** start STORED RECORDS **
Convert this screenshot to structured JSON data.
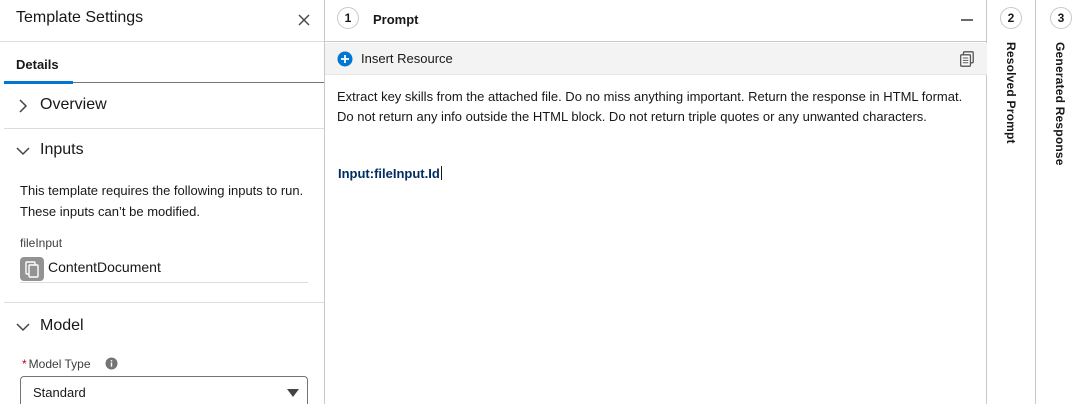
{
  "left_panel": {
    "title": "Template Settings",
    "tab_details": "Details",
    "sections": {
      "overview": "Overview",
      "inputs": "Inputs",
      "model": "Model"
    },
    "inputs_description": "This template requires the following inputs to run. These inputs can’t be modified.",
    "input_field_label": "fileInput",
    "input_field_value": "ContentDocument",
    "model_type_label": "Model Type",
    "model_type_value": "Standard"
  },
  "prompt_panel": {
    "step": "1",
    "title": "Prompt",
    "insert_resource": "Insert Resource",
    "prompt_text": "Extract key skills from the attached file. Do no miss anything important. Return the response in HTML format. Do not return any info outside the HTML block. Do not return triple quotes or any unwanted characters.",
    "merge_field": "Input:fileInput.Id"
  },
  "collapsed_panels": [
    {
      "step": "2",
      "label": "Resolved Prompt"
    },
    {
      "step": "3",
      "label": "Generated Response"
    }
  ],
  "colors": {
    "accent": "#0176d3",
    "merge_field": "#032d60",
    "required": "#ba0517"
  },
  "icons": [
    "close-icon",
    "chevron-right-icon",
    "chevron-down-icon",
    "document-icon",
    "info-icon",
    "caret-down-icon",
    "minimize-icon",
    "plus-circle-icon",
    "copy-icon"
  ]
}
** end STORED RECORDS **
* THE PROBLEM
Pick out each line above that includes "inputs" and show it.

* RESPONSE
      "inputs": "Inputs",
    "inputs_description": "This template requires the following inputs to run. These inputs can’t be modified.",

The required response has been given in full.